### Your objective
Print the records again, character for character.

(Figure collection entries)
• • •
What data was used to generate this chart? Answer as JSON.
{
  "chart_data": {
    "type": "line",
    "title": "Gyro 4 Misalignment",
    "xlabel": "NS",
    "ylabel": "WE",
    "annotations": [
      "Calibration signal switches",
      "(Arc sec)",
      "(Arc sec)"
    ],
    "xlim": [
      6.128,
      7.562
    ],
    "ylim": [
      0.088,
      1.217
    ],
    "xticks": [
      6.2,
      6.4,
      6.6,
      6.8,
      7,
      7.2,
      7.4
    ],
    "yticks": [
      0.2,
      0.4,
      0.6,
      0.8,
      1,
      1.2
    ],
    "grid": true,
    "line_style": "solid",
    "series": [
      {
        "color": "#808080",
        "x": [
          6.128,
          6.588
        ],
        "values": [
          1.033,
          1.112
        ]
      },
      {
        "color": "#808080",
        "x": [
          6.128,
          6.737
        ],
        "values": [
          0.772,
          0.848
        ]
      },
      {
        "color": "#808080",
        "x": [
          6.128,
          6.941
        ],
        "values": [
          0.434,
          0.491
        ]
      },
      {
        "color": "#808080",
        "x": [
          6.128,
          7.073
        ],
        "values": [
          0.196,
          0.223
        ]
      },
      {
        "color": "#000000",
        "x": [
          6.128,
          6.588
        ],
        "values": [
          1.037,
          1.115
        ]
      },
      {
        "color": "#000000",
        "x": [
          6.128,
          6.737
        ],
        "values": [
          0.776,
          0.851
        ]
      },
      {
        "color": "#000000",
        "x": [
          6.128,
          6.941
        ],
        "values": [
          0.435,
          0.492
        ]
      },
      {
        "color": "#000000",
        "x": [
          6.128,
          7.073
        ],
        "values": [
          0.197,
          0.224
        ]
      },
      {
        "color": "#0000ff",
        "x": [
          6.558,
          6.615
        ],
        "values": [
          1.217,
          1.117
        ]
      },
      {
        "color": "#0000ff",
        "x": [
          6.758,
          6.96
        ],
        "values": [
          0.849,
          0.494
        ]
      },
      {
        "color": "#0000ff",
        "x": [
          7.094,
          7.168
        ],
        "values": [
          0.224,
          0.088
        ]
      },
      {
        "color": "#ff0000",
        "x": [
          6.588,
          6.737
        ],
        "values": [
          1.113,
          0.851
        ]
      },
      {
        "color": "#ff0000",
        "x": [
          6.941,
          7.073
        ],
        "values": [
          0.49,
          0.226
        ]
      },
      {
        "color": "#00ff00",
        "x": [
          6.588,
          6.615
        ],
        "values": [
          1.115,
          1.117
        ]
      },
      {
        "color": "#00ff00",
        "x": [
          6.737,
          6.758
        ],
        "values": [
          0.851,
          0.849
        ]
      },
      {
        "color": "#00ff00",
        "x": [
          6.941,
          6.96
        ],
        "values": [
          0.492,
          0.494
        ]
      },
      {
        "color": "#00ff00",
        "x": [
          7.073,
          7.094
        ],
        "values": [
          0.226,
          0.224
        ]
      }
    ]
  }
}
• • •
### Written response
What data was used to generate this chart? Answer as JSON.
{
  "chart_data": {
    "type": "line",
    "title": "Gyro 4 Misalignment",
    "xlabel": "NS",
    "ylabel": "WE",
    "annotations": [
      "Calibration signal switches",
      "(Arc sec)",
      "(Arc sec)"
    ],
    "xlim": [
      6.128,
      7.562
    ],
    "ylim": [
      0.088,
      1.217
    ],
    "xticks": [
      6.2,
      6.4,
      6.6,
      6.8,
      7,
      7.2,
      7.4
    ],
    "yticks": [
      0.2,
      0.4,
      0.6,
      0.8,
      1,
      1.2
    ],
    "grid": true,
    "line_style": "solid",
    "series": [
      {
        "color": "#808080",
        "x": [
          6.128,
          6.588
        ],
        "values": [
          1.033,
          1.112
        ]
      },
      {
        "color": "#808080",
        "x": [
          6.128,
          6.737
        ],
        "values": [
          0.772,
          0.848
        ]
      },
      {
        "color": "#808080",
        "x": [
          6.128,
          6.941
        ],
        "values": [
          0.434,
          0.491
        ]
      },
      {
        "color": "#808080",
        "x": [
          6.128,
          7.073
        ],
        "values": [
          0.196,
          0.223
        ]
      },
      {
        "color": "#000000",
        "x": [
          6.128,
          6.588
        ],
        "values": [
          1.037,
          1.115
        ]
      },
      {
        "color": "#000000",
        "x": [
          6.128,
          6.737
        ],
        "values": [
          0.776,
          0.851
        ]
      },
      {
        "color": "#000000",
        "x": [
          6.128,
          6.941
        ],
        "values": [
          0.435,
          0.492
        ]
      },
      {
        "color": "#000000",
        "x": [
          6.128,
          7.073
        ],
        "values": [
          0.197,
          0.224
        ]
      },
      {
        "color": "#0000ff",
        "x": [
          6.558,
          6.615
        ],
        "values": [
          1.217,
          1.117
        ]
      },
      {
        "color": "#0000ff",
        "x": [
          6.758,
          6.96
        ],
        "values": [
          0.849,
          0.494
        ]
      },
      {
        "color": "#0000ff",
        "x": [
          7.094,
          7.168
        ],
        "values": [
          0.224,
          0.088
        ]
      },
      {
        "color": "#ff0000",
        "x": [
          6.588,
          6.737
        ],
        "values": [
          1.113,
          0.851
        ]
      },
      {
        "color": "#ff0000",
        "x": [
          6.941,
          7.073
        ],
        "values": [
          0.49,
          0.226
        ]
      },
      {
        "color": "#00ff00",
        "x": [
          6.588,
          6.615
        ],
        "values": [
          1.115,
          1.117
        ]
      },
      {
        "color": "#00ff00",
        "x": [
          6.737,
          6.758
        ],
        "values": [
          0.851,
          0.849
        ]
      },
      {
        "color": "#00ff00",
        "x": [
          6.941,
          6.96
        ],
        "values": [
          0.492,
          0.494
        ]
      },
      {
        "color": "#00ff00",
        "x": [
          7.073,
          7.094
        ],
        "values": [
          0.226,
          0.224
        ]
      }
    ]
  }
}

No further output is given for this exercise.